Records from a collection of figures:
== == ==
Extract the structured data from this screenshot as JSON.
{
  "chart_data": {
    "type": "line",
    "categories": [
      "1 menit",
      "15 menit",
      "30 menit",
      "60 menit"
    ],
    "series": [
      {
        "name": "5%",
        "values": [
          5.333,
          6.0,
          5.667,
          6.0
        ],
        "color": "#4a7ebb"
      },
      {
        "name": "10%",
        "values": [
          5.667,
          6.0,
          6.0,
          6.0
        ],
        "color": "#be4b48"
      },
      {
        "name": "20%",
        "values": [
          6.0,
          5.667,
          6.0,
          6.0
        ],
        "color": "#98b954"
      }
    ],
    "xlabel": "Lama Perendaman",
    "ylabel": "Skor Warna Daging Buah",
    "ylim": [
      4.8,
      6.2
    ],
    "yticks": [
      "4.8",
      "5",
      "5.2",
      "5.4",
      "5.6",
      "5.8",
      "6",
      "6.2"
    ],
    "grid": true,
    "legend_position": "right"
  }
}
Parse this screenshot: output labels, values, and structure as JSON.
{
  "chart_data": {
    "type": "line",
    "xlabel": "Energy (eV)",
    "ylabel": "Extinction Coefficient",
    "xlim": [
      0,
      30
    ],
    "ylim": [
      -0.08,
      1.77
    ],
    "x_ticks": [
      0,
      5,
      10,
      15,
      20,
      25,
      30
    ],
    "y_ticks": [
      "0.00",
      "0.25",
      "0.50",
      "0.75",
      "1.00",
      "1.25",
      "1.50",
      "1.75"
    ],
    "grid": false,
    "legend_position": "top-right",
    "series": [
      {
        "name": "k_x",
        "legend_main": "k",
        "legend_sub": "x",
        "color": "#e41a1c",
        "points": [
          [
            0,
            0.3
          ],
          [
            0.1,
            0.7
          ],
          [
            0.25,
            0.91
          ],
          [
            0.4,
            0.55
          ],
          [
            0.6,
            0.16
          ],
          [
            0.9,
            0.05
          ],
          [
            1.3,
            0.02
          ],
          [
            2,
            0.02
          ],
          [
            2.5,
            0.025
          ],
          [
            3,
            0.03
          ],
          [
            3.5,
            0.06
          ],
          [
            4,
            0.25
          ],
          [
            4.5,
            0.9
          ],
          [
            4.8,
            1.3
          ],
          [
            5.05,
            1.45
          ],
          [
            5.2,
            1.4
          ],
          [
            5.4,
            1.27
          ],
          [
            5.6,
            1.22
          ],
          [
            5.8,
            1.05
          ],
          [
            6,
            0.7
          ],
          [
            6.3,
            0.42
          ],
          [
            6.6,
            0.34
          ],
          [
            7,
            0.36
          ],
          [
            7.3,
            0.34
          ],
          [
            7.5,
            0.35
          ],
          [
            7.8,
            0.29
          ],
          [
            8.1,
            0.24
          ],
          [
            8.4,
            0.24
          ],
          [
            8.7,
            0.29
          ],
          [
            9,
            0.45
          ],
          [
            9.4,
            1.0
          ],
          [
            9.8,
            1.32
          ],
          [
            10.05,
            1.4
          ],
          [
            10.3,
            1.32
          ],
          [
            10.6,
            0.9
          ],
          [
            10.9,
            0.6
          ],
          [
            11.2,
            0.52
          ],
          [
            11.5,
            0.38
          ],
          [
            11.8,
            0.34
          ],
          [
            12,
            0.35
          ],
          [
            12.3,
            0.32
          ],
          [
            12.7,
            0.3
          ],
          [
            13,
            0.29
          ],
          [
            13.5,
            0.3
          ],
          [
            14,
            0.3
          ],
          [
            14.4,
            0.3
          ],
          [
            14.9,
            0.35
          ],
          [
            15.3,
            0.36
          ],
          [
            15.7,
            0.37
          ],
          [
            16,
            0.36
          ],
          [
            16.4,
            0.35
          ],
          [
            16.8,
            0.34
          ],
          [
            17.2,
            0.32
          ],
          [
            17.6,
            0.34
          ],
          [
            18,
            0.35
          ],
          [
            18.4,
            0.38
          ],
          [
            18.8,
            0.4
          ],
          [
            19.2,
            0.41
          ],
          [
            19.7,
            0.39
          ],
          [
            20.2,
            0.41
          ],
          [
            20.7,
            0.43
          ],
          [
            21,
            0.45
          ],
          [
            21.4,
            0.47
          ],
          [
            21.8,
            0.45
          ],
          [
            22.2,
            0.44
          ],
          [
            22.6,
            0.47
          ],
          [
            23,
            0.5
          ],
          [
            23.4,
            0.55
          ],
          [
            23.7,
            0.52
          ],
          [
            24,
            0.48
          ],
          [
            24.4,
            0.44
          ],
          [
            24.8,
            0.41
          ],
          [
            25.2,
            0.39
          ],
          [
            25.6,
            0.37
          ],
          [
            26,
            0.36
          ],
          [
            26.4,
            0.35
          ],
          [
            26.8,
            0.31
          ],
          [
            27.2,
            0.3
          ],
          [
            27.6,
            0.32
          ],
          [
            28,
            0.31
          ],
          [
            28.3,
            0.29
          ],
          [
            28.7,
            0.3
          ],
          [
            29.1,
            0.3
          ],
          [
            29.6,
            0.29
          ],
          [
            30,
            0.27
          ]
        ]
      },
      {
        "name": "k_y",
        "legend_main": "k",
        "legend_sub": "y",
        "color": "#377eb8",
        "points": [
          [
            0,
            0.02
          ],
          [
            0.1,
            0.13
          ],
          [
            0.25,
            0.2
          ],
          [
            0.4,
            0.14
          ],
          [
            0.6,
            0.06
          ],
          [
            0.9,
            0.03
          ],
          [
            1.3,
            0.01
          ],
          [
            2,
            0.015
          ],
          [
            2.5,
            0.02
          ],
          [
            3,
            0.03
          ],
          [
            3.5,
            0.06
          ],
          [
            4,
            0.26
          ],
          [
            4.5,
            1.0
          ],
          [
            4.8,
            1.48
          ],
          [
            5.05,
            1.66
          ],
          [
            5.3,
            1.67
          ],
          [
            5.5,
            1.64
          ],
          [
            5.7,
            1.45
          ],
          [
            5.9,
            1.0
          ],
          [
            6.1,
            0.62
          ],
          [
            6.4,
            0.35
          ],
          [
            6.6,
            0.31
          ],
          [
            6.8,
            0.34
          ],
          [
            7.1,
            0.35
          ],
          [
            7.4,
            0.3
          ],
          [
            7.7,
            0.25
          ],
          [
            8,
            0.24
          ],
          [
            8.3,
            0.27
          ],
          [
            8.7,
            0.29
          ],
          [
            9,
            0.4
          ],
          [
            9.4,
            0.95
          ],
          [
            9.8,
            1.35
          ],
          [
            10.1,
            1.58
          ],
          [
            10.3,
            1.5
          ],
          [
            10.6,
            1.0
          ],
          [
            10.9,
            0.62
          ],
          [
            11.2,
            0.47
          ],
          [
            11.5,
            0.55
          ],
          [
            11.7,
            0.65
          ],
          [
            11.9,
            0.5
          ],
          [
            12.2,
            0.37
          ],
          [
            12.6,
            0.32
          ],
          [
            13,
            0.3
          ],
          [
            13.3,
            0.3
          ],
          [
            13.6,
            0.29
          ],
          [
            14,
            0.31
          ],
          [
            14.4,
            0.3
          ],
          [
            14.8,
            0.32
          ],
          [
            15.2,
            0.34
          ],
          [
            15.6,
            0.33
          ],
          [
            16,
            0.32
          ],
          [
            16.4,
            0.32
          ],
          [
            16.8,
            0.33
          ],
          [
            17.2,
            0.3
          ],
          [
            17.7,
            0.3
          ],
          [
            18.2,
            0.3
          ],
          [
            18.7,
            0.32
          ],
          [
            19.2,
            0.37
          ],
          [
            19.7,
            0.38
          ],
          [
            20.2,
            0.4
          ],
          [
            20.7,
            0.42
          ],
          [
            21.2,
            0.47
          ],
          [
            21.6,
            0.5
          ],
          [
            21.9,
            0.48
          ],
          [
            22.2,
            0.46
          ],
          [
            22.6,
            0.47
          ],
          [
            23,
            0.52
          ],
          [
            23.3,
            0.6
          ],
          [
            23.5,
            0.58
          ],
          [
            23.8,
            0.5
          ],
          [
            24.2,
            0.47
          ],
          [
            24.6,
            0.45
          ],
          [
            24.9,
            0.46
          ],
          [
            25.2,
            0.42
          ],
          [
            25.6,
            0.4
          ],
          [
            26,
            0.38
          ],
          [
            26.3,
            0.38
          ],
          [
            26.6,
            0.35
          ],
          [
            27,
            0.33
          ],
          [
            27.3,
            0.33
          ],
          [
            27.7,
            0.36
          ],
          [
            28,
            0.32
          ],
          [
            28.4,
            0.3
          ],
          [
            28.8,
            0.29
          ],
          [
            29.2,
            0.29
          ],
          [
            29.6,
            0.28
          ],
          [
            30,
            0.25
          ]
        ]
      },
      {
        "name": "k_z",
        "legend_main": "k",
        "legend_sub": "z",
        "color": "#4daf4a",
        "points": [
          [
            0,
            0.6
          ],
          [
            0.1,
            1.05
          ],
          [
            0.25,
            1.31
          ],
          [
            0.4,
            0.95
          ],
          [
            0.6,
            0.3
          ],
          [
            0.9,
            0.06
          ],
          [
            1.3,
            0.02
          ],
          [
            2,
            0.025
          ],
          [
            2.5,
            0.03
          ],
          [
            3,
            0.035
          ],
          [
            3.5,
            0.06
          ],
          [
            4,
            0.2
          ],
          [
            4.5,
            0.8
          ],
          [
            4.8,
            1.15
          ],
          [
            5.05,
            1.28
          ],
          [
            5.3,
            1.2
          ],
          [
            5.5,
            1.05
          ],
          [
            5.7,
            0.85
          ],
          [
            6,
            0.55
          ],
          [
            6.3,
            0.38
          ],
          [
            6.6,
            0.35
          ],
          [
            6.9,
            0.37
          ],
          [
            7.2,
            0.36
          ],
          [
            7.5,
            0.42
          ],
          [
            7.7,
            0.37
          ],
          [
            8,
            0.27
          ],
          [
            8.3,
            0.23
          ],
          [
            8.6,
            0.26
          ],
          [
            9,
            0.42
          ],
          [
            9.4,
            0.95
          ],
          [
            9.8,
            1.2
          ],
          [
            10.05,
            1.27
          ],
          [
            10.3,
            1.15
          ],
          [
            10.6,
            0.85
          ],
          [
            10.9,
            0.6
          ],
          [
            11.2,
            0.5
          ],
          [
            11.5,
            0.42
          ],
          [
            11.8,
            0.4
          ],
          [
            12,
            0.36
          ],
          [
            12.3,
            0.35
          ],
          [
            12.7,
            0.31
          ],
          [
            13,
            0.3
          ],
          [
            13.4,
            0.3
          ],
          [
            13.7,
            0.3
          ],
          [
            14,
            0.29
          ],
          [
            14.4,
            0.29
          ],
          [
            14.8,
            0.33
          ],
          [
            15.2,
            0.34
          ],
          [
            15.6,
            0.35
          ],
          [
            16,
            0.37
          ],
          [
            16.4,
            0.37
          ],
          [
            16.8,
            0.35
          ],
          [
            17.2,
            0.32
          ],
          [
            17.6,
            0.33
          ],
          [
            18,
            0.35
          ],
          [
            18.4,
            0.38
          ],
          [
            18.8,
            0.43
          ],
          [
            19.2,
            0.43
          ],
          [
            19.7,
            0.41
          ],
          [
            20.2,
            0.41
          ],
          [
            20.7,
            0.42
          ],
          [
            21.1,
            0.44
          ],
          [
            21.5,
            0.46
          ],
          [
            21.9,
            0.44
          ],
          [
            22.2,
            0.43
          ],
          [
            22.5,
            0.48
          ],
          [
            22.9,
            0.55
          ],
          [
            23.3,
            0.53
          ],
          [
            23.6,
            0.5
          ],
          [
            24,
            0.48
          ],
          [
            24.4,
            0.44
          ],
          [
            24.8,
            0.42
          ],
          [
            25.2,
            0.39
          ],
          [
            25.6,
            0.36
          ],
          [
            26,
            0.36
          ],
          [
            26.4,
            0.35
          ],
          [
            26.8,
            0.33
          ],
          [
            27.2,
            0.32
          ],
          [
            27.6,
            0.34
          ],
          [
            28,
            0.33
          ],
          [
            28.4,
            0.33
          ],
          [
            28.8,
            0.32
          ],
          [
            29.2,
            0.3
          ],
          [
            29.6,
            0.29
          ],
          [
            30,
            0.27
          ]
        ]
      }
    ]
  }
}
== == ==
Select every line where the word "xlabel" occurs.

    "xlabel": "Lama Perendaman",
    "xlabel": "Energy (eV)",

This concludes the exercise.